**The task**
From the listing below, extract every line containing "weather".

**Record set**
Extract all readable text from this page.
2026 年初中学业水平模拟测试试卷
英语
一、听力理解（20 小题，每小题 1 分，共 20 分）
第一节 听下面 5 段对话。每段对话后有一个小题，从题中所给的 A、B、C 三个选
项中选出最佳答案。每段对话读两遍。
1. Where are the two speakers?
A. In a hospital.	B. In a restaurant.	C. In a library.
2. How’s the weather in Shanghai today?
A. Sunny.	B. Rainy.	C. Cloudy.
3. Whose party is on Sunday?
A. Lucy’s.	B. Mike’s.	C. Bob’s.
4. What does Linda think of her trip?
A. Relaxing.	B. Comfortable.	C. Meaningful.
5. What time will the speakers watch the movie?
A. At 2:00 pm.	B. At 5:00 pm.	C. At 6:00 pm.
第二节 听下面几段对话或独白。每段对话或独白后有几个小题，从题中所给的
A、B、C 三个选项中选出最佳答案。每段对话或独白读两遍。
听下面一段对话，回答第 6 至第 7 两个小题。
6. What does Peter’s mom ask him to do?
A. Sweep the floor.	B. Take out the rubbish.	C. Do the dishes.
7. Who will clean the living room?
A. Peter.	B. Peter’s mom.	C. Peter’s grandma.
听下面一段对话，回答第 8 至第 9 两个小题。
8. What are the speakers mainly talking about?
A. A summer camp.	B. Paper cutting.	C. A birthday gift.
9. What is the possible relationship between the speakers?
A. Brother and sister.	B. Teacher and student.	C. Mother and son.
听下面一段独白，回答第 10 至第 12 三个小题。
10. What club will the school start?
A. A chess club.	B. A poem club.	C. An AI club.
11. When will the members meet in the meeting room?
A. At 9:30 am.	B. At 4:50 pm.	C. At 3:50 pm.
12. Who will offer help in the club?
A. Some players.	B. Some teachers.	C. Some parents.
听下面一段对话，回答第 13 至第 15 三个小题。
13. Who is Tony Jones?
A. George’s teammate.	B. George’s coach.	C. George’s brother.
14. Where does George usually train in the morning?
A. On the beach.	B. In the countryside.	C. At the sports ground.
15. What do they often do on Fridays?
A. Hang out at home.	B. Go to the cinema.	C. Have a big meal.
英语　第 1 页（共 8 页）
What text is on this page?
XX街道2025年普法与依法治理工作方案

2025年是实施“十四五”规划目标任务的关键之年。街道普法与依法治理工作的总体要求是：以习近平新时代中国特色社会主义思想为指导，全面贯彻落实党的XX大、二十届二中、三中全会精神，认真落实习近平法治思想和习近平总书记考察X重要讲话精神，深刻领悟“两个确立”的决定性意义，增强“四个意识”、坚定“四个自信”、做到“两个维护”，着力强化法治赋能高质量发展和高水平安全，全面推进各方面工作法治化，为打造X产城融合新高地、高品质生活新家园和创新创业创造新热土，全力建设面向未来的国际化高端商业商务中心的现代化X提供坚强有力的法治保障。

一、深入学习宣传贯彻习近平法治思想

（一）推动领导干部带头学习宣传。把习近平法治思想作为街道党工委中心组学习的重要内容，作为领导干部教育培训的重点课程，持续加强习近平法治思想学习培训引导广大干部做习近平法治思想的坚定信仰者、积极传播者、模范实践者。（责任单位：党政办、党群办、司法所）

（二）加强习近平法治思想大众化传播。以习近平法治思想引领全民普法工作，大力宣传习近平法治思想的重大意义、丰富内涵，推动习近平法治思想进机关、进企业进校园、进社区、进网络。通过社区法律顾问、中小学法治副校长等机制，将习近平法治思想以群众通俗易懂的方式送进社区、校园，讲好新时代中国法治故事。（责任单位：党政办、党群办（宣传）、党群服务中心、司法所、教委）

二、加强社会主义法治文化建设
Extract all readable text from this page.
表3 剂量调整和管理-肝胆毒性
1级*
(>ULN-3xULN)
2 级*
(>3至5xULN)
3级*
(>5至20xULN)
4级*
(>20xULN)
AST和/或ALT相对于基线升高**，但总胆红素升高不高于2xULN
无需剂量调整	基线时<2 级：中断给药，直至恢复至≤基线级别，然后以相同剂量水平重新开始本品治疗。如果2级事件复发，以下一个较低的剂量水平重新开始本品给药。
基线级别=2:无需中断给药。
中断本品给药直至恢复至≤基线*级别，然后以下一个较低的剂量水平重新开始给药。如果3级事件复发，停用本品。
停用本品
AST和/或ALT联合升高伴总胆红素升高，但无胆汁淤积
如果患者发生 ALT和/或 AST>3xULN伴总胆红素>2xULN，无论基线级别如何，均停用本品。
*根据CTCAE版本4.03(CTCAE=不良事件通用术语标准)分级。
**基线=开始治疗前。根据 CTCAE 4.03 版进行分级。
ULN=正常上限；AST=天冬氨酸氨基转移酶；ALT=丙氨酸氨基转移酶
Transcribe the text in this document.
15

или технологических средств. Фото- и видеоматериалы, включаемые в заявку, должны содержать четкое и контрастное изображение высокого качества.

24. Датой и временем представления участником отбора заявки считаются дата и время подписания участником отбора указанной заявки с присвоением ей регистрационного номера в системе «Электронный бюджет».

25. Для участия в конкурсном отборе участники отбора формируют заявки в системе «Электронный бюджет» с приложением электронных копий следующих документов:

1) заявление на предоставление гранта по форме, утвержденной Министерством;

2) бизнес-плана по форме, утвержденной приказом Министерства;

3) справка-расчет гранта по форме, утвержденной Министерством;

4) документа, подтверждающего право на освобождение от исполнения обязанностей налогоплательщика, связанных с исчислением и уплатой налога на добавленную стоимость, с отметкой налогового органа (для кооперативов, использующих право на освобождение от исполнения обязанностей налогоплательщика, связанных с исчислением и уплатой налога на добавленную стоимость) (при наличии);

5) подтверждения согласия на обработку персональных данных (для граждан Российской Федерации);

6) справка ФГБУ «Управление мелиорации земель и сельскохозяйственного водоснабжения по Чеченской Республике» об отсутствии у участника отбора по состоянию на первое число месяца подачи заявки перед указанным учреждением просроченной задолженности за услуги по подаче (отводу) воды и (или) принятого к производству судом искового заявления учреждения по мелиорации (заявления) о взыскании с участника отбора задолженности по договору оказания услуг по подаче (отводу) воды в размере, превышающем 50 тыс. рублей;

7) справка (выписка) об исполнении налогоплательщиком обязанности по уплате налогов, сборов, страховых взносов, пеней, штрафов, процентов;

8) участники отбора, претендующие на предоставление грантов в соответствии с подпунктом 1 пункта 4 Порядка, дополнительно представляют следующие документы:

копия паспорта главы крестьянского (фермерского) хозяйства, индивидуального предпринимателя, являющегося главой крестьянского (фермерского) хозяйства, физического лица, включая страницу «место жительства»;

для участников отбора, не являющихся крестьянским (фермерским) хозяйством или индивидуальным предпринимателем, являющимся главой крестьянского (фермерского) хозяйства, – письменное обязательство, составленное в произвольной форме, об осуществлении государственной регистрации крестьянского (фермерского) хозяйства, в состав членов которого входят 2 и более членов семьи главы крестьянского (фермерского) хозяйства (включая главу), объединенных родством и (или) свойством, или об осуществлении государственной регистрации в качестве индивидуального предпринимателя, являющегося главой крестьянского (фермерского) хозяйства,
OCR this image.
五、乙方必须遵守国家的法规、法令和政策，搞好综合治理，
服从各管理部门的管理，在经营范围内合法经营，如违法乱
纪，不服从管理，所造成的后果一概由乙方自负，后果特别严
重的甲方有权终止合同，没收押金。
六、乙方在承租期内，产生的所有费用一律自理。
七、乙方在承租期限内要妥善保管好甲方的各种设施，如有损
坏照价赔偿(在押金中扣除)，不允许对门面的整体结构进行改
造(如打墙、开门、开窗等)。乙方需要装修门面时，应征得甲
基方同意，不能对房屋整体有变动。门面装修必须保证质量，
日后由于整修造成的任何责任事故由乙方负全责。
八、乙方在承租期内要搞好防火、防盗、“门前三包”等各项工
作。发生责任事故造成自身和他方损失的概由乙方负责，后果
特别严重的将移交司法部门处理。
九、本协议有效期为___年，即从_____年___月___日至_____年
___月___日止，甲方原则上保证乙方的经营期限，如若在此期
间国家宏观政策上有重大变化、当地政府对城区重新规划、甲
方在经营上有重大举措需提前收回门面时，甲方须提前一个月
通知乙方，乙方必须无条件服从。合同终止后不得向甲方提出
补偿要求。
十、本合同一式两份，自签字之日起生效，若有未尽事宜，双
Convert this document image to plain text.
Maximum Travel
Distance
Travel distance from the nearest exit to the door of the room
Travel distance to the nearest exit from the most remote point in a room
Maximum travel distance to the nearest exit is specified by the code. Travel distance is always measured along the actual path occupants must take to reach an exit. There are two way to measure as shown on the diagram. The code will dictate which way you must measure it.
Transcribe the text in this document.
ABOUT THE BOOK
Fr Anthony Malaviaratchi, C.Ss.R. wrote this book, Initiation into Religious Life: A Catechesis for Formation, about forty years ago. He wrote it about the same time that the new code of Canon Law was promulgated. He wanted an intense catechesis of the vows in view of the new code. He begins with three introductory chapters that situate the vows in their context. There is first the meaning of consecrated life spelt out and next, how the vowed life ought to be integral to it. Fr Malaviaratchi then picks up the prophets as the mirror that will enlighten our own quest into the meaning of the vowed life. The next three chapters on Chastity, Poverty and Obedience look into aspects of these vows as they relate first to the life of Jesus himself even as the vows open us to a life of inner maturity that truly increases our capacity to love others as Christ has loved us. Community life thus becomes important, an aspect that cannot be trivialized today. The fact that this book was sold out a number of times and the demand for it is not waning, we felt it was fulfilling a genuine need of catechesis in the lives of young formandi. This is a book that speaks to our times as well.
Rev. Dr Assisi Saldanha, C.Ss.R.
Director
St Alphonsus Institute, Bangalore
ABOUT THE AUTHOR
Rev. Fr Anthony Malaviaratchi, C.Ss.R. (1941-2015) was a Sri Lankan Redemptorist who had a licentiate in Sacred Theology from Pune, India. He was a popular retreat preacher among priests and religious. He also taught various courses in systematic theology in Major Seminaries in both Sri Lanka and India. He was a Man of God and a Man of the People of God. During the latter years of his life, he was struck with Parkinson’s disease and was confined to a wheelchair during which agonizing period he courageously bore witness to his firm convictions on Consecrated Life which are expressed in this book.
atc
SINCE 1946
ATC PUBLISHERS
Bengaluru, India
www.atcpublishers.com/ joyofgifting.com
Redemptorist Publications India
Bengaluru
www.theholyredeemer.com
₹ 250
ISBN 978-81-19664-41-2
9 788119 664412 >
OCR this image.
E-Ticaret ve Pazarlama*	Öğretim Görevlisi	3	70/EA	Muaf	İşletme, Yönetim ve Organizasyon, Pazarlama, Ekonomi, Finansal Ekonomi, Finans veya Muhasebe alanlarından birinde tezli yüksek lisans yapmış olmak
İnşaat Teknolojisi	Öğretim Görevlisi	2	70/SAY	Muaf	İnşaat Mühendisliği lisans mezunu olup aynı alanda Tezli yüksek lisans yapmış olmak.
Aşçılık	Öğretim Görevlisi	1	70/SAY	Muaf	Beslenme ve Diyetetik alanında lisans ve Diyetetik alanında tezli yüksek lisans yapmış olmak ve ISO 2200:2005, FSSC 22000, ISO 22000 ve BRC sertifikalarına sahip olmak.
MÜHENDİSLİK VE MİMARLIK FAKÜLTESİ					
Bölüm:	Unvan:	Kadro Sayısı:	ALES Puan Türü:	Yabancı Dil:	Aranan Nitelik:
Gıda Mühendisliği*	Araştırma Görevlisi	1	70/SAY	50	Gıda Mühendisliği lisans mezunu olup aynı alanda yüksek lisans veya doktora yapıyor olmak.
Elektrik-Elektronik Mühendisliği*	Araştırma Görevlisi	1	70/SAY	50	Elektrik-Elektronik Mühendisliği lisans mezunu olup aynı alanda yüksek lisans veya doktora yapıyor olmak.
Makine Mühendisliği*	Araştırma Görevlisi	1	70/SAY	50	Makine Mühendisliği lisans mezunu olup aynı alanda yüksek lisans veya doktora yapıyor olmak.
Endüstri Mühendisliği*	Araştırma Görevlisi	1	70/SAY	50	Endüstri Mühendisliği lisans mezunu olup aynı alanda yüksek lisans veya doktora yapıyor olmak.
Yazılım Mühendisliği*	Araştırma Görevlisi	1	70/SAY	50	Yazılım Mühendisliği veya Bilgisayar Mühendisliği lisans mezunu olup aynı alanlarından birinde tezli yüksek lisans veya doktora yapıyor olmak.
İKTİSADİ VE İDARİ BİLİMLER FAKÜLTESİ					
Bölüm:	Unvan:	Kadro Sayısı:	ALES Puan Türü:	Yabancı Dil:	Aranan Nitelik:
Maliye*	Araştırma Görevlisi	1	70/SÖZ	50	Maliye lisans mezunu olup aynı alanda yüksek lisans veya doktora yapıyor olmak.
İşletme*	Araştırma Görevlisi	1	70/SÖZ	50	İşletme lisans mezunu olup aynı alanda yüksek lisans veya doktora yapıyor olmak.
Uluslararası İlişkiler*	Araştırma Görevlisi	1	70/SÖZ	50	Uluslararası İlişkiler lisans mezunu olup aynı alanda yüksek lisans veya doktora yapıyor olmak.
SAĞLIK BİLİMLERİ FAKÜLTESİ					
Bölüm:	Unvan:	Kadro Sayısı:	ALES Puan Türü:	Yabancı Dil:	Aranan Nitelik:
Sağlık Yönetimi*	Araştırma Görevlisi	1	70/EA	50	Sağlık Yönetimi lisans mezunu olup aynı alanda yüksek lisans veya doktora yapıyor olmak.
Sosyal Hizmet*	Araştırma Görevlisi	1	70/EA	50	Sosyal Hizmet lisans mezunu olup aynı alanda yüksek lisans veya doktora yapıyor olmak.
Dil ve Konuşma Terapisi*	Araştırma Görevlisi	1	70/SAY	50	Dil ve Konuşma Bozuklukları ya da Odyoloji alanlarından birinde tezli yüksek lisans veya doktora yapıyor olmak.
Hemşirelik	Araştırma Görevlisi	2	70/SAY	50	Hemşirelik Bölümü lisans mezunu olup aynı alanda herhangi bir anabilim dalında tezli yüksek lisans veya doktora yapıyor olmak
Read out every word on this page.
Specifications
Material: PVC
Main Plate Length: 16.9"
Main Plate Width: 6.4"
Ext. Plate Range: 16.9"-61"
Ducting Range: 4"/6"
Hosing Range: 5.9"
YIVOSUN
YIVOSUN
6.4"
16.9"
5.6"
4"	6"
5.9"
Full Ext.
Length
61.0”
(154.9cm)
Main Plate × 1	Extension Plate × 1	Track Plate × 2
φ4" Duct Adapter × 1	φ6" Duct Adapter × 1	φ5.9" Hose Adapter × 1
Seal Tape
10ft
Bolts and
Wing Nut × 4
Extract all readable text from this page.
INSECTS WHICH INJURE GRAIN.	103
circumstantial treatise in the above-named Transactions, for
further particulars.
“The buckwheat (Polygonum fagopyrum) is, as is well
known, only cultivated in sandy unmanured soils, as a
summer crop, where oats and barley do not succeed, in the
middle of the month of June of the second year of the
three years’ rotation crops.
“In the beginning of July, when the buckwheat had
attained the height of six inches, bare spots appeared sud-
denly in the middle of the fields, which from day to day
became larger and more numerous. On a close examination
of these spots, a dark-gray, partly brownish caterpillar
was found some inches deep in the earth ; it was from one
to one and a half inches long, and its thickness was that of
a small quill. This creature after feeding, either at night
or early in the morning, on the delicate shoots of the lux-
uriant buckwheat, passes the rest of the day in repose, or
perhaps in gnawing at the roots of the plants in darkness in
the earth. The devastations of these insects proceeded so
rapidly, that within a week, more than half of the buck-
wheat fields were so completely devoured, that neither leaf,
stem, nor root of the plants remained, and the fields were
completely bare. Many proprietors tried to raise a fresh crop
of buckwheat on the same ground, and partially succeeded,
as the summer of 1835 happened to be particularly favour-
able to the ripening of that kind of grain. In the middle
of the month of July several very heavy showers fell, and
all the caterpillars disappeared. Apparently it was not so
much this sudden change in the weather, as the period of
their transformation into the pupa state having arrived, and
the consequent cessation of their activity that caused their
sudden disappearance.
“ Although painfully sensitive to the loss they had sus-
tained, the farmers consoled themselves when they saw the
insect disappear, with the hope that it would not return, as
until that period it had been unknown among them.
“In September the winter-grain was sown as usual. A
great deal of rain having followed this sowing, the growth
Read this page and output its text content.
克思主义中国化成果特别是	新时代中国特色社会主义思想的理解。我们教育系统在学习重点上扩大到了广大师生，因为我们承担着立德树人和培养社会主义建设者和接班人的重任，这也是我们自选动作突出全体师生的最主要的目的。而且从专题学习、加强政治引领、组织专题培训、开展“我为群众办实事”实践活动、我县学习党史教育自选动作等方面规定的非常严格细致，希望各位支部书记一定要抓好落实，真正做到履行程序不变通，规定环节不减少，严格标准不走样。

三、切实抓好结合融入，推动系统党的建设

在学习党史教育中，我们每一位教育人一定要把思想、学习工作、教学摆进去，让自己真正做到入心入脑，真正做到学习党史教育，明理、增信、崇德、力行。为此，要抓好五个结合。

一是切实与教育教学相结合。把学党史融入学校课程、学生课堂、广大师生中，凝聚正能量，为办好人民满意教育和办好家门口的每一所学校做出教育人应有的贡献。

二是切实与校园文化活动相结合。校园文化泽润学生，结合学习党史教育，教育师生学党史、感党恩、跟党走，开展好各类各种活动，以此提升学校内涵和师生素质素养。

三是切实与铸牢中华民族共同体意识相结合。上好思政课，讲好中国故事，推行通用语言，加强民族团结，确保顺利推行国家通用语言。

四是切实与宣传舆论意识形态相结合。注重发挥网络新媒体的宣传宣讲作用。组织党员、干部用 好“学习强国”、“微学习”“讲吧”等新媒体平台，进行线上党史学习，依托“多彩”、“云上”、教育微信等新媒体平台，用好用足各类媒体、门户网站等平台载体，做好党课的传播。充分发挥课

**Response to this task**
2. How’s the weather in Shanghai today?
much this sudden change in the weather, as the period of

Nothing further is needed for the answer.